Find the lines with "workflow" in them and copy them out.

§

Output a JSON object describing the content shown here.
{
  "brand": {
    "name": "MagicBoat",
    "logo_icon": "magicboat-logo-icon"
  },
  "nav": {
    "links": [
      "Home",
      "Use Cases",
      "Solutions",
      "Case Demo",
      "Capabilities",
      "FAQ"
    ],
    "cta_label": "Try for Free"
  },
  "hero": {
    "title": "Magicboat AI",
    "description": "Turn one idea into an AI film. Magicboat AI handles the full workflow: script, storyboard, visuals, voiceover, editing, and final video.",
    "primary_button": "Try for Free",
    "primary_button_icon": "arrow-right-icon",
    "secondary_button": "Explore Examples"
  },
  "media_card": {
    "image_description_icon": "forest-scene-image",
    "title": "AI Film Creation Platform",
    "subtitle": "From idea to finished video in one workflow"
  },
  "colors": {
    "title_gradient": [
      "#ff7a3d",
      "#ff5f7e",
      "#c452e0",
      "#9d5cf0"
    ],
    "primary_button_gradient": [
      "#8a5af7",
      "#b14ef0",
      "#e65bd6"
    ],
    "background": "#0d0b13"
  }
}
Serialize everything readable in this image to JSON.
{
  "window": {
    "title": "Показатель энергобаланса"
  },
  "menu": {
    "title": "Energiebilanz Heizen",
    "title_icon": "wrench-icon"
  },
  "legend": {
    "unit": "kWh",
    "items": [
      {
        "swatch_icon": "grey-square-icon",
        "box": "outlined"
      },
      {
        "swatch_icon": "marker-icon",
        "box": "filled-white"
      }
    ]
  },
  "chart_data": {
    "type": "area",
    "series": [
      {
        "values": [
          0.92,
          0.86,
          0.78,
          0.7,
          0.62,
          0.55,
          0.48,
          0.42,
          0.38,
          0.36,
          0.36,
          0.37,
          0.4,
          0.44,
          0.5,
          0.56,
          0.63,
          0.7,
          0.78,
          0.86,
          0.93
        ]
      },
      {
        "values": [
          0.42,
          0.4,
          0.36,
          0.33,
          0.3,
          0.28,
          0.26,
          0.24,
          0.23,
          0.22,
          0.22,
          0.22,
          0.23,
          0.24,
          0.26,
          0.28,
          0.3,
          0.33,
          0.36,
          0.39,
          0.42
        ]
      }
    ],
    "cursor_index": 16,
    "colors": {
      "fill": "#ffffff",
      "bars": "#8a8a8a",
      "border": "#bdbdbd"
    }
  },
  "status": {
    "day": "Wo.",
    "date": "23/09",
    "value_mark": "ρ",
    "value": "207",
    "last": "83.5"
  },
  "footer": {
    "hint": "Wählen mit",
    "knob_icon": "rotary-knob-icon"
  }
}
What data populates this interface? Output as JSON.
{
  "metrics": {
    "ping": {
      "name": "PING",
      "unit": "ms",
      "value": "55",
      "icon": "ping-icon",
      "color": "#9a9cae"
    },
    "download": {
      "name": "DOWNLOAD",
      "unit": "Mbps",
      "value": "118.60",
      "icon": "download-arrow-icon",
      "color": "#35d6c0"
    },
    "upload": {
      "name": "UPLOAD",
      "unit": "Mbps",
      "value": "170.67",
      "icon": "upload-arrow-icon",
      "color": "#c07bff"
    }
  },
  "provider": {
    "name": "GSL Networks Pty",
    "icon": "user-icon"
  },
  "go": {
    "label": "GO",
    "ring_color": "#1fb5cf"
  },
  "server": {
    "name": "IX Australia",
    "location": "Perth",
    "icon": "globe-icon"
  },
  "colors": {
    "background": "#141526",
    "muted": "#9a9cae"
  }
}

§

-- Answer --
    "description": "Turn one idea into an AI film. Magicboat AI handles the full workflow: script, storyboard, visuals, voiceover, editing, and final video.",
    "subtitle": "From idea to finished video in one workflow"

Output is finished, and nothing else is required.